### GIVEN EXERCISE
Please transcribe the data below exactly. Leave the pictures out.

Dataset rows:

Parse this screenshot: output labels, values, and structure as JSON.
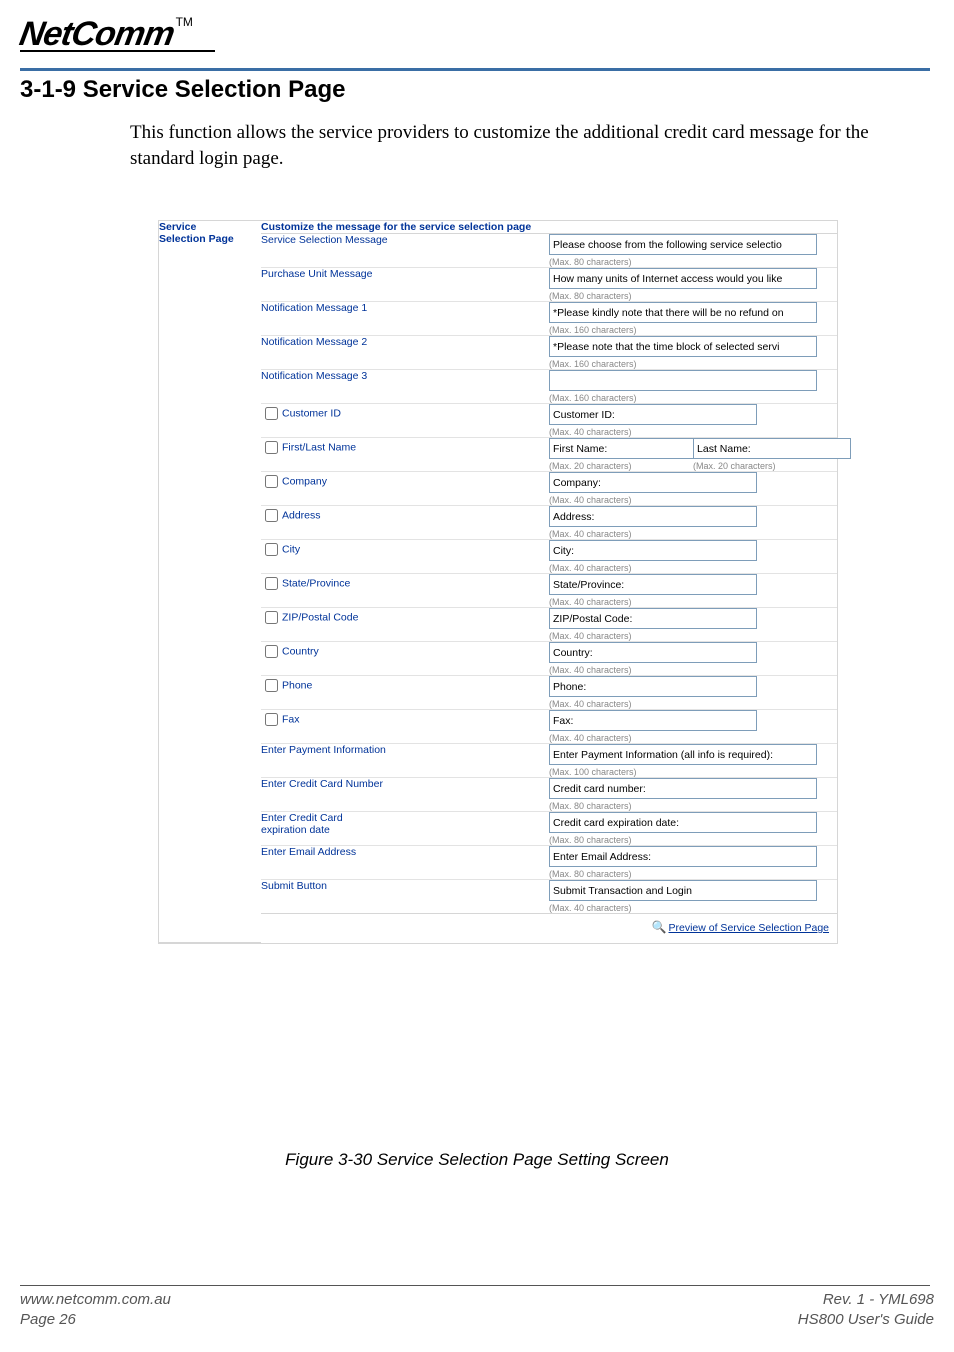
{
  "logo": {
    "brand": "NetComm",
    "tm": "TM"
  },
  "heading": "3-1-9  Service Selection Page",
  "body_text": "This function allows the service providers to customize the additional credit card message for the standard login page.",
  "panel": {
    "side_label_line1": "Service",
    "side_label_line2": "Selection Page",
    "title": "Customize the message for the service selection page",
    "rows": {
      "service_selection_message": {
        "label": "Service Selection Message",
        "value": "Please choose from the following service selectio",
        "hint": "(Max. 80 characters)"
      },
      "purchase_unit_message": {
        "label": "Purchase Unit Message",
        "value": "How many units of Internet access would you like",
        "hint": "(Max. 80 characters)"
      },
      "notification_message_1": {
        "label": "Notification Message 1",
        "value": "*Please kindly note that there will be no refund on",
        "hint": "(Max. 160 characters)"
      },
      "notification_message_2": {
        "label": "Notification Message 2",
        "value": "*Please note that the time block of selected servi",
        "hint": "(Max. 160 characters)"
      },
      "notification_message_3": {
        "label": "Notification Message 3",
        "value": "",
        "hint": "(Max. 160 characters)"
      },
      "customer_id": {
        "label": "Customer ID",
        "value": "Customer ID:",
        "hint": "(Max. 40 characters)"
      },
      "first_last_name": {
        "label": "First/Last Name",
        "first_value": "First Name:",
        "first_hint": "(Max. 20 characters)",
        "last_value": "Last Name:",
        "last_hint": "(Max. 20 characters)"
      },
      "company": {
        "label": "Company",
        "value": "Company:",
        "hint": "(Max. 40 characters)"
      },
      "address": {
        "label": "Address",
        "value": "Address:",
        "hint": "(Max. 40 characters)"
      },
      "city": {
        "label": "City",
        "value": "City:",
        "hint": "(Max. 40 characters)"
      },
      "state_province": {
        "label": "State/Province",
        "value": "State/Province:",
        "hint": "(Max. 40 characters)"
      },
      "zip_postal": {
        "label": "ZIP/Postal Code",
        "value": "ZIP/Postal Code:",
        "hint": "(Max. 40 characters)"
      },
      "country": {
        "label": "Country",
        "value": "Country:",
        "hint": "(Max. 40 characters)"
      },
      "phone": {
        "label": "Phone",
        "value": "Phone:",
        "hint": "(Max. 40 characters)"
      },
      "fax": {
        "label": "Fax",
        "value": "Fax:",
        "hint": "(Max. 40 characters)"
      },
      "enter_payment_info": {
        "label": "Enter Payment Information",
        "value": "Enter Payment Information (all info is required):",
        "hint": "(Max. 100 characters)"
      },
      "enter_cc_number": {
        "label": "Enter Credit Card Number",
        "value": "Credit card number:",
        "hint": "(Max. 80 characters)"
      },
      "enter_cc_exp": {
        "label_line1": "Enter Credit Card",
        "label_line2": "expiration date",
        "value": "Credit card expiration date:",
        "hint": "(Max. 80 characters)"
      },
      "enter_email": {
        "label": "Enter Email Address",
        "value": "Enter Email Address:",
        "hint": "(Max. 80 characters)"
      },
      "submit_button": {
        "label": "Submit Button",
        "value": "Submit Transaction and Login",
        "hint": "(Max. 40 characters)"
      }
    },
    "preview_link": "Preview of Service Selection Page"
  },
  "figure_caption": "Figure 3-30 Service Selection Page Setting Screen",
  "footer": {
    "left_line1": "www.netcomm.com.au",
    "left_line2": "Page 26",
    "right_line1": "Rev. 1 - YML698",
    "right_line2": "HS800 User's Guide"
  }
}
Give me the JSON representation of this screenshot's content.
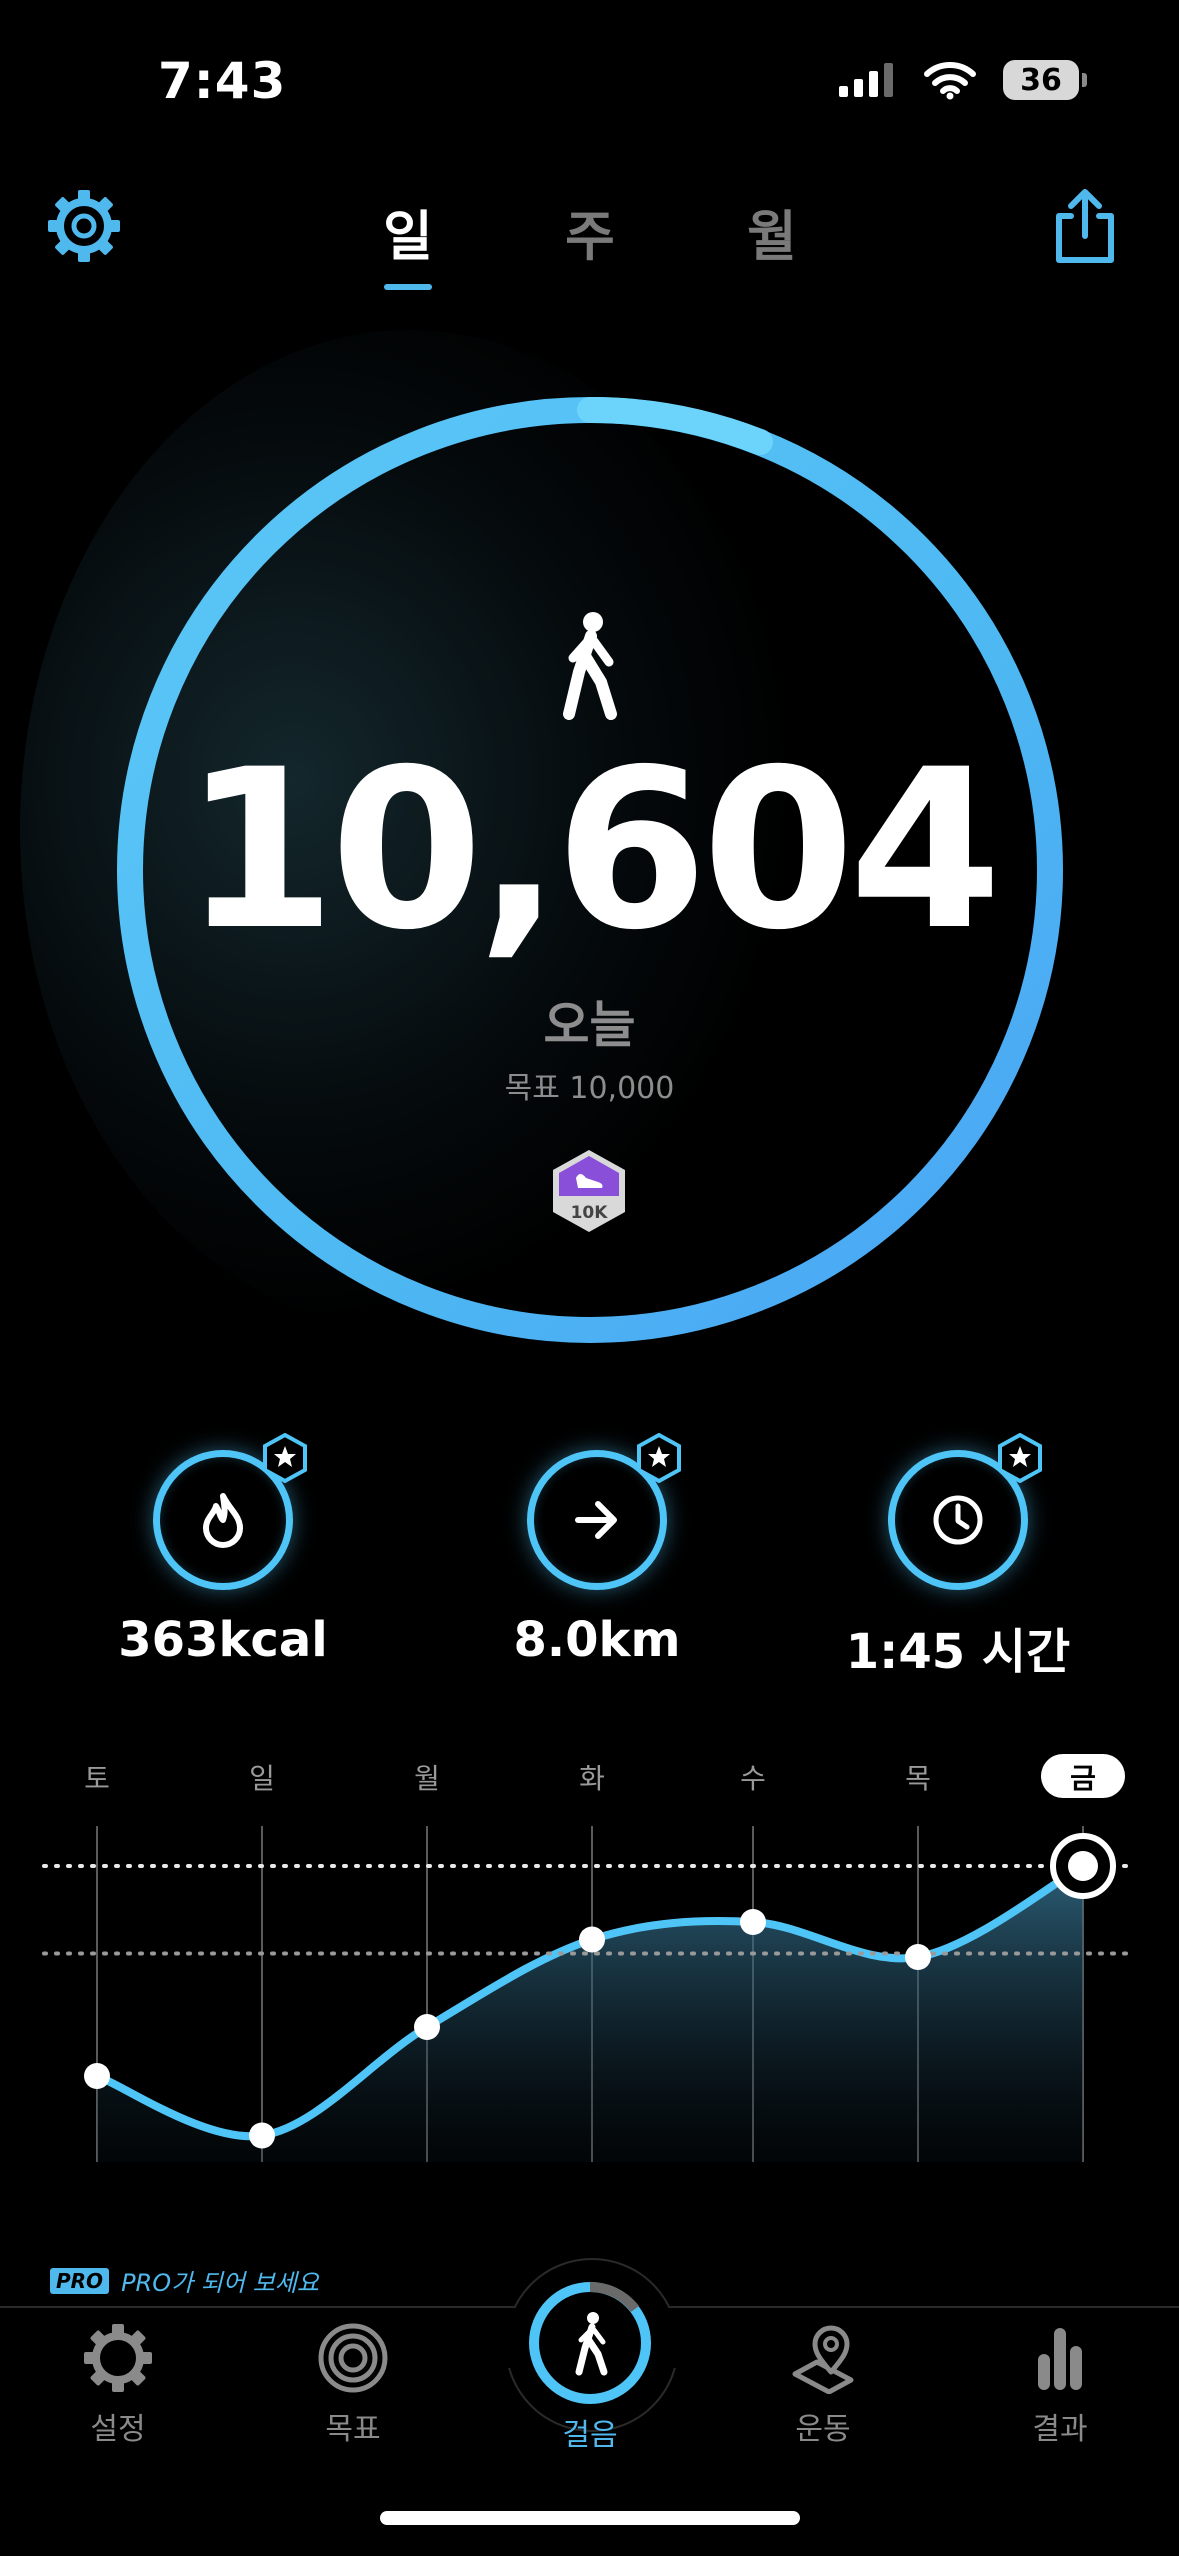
{
  "status_bar": {
    "time": "7:43",
    "battery": "36"
  },
  "header": {
    "tabs": [
      {
        "label": "일",
        "active": true
      },
      {
        "label": "주",
        "active": false
      },
      {
        "label": "월",
        "active": false
      }
    ]
  },
  "summary": {
    "steps": "10,604",
    "period_label": "오늘",
    "goal_text": "목표 10,000",
    "badge_text": "10K",
    "progress_fraction": 1.06
  },
  "stats": [
    {
      "value": "363kcal",
      "icon": "flame-icon"
    },
    {
      "value": "8.0km",
      "icon": "arrow-right-icon"
    },
    {
      "value": "1:45 시간",
      "icon": "clock-icon"
    }
  ],
  "chart_data": {
    "type": "line",
    "categories": [
      "토",
      "일",
      "월",
      "화",
      "수",
      "목",
      "금"
    ],
    "selected_category": "금",
    "relative_values": [
      0.24,
      0.07,
      0.38,
      0.63,
      0.68,
      0.58,
      0.84
    ],
    "reference_lines": [
      0.84,
      0.59
    ],
    "line_color": "#4fc4f7",
    "area_fill": true
  },
  "promo": {
    "badge": "PRO",
    "text": "PRO가 되어 보세요"
  },
  "nav": {
    "items": [
      {
        "label": "설정",
        "icon": "gear-icon",
        "active": false
      },
      {
        "label": "목표",
        "icon": "target-icon",
        "active": false
      },
      {
        "label": "걸음",
        "icon": "walker-icon",
        "active": true
      },
      {
        "label": "운동",
        "icon": "map-pin-icon",
        "active": false
      },
      {
        "label": "결과",
        "icon": "bar-chart-icon",
        "active": false
      }
    ]
  },
  "colors": {
    "accent": "#4fc4f7",
    "ring_end": "#4aa3f5",
    "badge_purple": "#8a4fd8"
  }
}
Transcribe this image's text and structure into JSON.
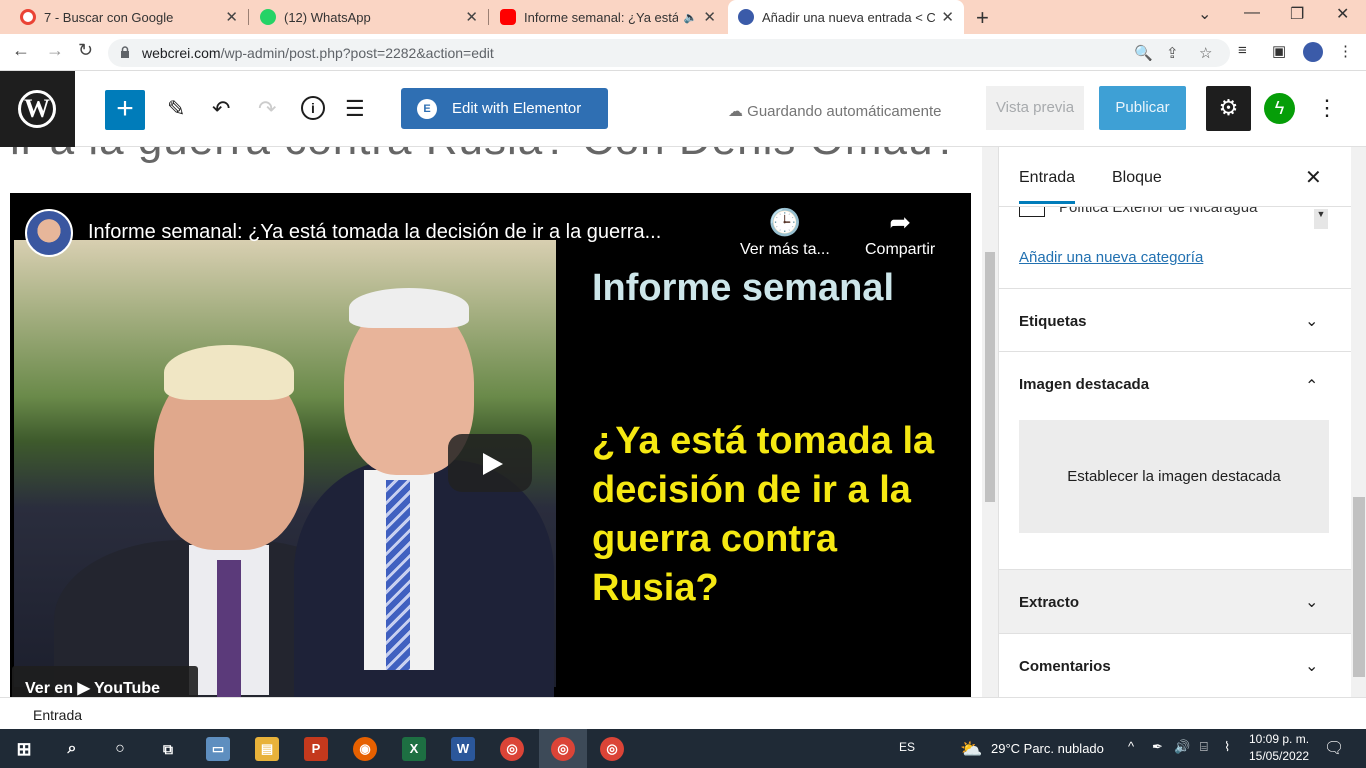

### TASK ANSWER
Parse this screenshot: output labels, values, and structure as JSON.
{
  "logo": {
    "brand": "NetComm",
    "tm": "TM"
  },
  "heading": "3-1-9  Service Selection Page",
  "body_text": "This function allows the service providers to customize the additional credit card message for the standard login page.",
  "panel": {
    "side_label_line1": "Service",
    "side_label_line2": "Selection Page",
    "title": "Customize the message for the service selection page",
    "rows": {
      "service_selection_message": {
        "label": "Service Selection Message",
        "value": "Please choose from the following service selectio",
        "hint": "(Max. 80 characters)"
      },
      "purchase_unit_message": {
        "label": "Purchase Unit Message",
        "value": "How many units of Internet access would you like",
        "hint": "(Max. 80 characters)"
      },
      "notification_message_1": {
        "label": "Notification Message 1",
        "value": "*Please kindly note that there will be no refund on",
        "hint": "(Max. 160 characters)"
      },
      "notification_message_2": {
        "label": "Notification Message 2",
        "value": "*Please note that the time block of selected servi",
        "hint": "(Max. 160 characters)"
      },
      "notification_message_3": {
        "label": "Notification Message 3",
        "value": "",
        "hint": "(Max. 160 characters)"
      },
      "customer_id": {
        "label": "Customer ID",
        "value": "Customer ID:",
        "hint": "(Max. 40 characters)"
      },
      "first_last_name": {
        "label": "First/Last Name",
        "first_value": "First Name:",
        "first_hint": "(Max. 20 characters)",
        "last_value": "Last Name:",
        "last_hint": "(Max. 20 characters)"
      },
      "company": {
        "label": "Company",
        "value": "Company:",
        "hint": "(Max. 40 characters)"
      },
      "address": {
        "label": "Address",
        "value": "Address:",
        "hint": "(Max. 40 characters)"
      },
      "city": {
        "label": "City",
        "value": "City:",
        "hint": "(Max. 40 characters)"
      },
      "state_province": {
        "label": "State/Province",
        "value": "State/Province:",
        "hint": "(Max. 40 characters)"
      },
      "zip_postal": {
        "label": "ZIP/Postal Code",
        "value": "ZIP/Postal Code:",
        "hint": "(Max. 40 characters)"
      },
      "country": {
        "label": "Country",
        "value": "Country:",
        "hint": "(Max. 40 characters)"
      },
      "phone": {
        "label": "Phone",
        "value": "Phone:",
        "hint": "(Max. 40 characters)"
      },
      "fax": {
        "label": "Fax",
        "value": "Fax:",
        "hint": "(Max. 40 characters)"
      },
      "enter_payment_info": {
        "label": "Enter Payment Information",
        "value": "Enter Payment Information (all info is required):",
        "hint": "(Max. 100 characters)"
      },
      "enter_cc_number": {
        "label": "Enter Credit Card Number",
        "value": "Credit card number:",
        "hint": "(Max. 80 characters)"
      },
      "enter_cc_exp": {
        "label_line1": "Enter Credit Card",
        "label_line2": "expiration date",
        "value": "Credit card expiration date:",
        "hint": "(Max. 80 characters)"
      },
      "enter_email": {
        "label": "Enter Email Address",
        "value": "Enter Email Address:",
        "hint": "(Max. 80 characters)"
      },
      "submit_button": {
        "label": "Submit Button",
        "value": "Submit Transaction and Login",
        "hint": "(Max. 40 characters)"
      }
    },
    "preview_link": "Preview of Service Selection Page"
  },
  "figure_caption": "Figure 3-30 Service Selection Page Setting Screen",
  "footer": {
    "left_line1": "www.netcomm.com.au",
    "left_line2": "Page 26",
    "right_line1": "Rev. 1 - YML698",
    "right_line2": "HS800 User's Guide"
  }
}
Give me the JSON representation of this screenshot's content.
{
  "status_bar": {
    "time": "7:43",
    "battery": "36"
  },
  "header": {
    "tabs": [
      {
        "label": "일",
        "active": true
      },
      {
        "label": "주",
        "active": false
      },
      {
        "label": "월",
        "active": false
      }
    ]
  },
  "summary": {
    "steps": "10,604",
    "period_label": "오늘",
    "goal_text": "목표 10,000",
    "badge_text": "10K",
    "progress_fraction": 1.06
  },
  "stats": [
    {
      "value": "363kcal",
      "icon": "flame-icon"
    },
    {
      "value": "8.0km",
      "icon": "arrow-right-icon"
    },
    {
      "value": "1:45 시간",
      "icon": "clock-icon"
    }
  ],
  "chart_data": {
    "type": "line",
    "categories": [
      "토",
      "일",
      "월",
      "화",
      "수",
      "목",
      "금"
    ],
    "selected_category": "금",
    "relative_values": [
      0.24,
      0.07,
      0.38,
      0.63,
      0.68,
      0.58,
      0.84
    ],
    "reference_lines": [
      0.84,
      0.59
    ],
    "line_color": "#4fc4f7",
    "area_fill": true
  },
  "promo": {
    "badge": "PRO",
    "text": "PRO가 되어 보세요"
  },
  "nav": {
    "items": [
      {
        "label": "설정",
        "icon": "gear-icon",
        "active": false
      },
      {
        "label": "목표",
        "icon": "target-icon",
        "active": false
      },
      {
        "label": "걸음",
        "icon": "walker-icon",
        "active": true
      },
      {
        "label": "운동",
        "icon": "map-pin-icon",
        "active": false
      },
      {
        "label": "결과",
        "icon": "bar-chart-icon",
        "active": false
      }
    ]
  },
  "colors": {
    "accent": "#4fc4f7",
    "ring_end": "#4aa3f5",
    "badge_purple": "#8a4fd8"
  }
}
Transcribe this image's text and structure into JSON.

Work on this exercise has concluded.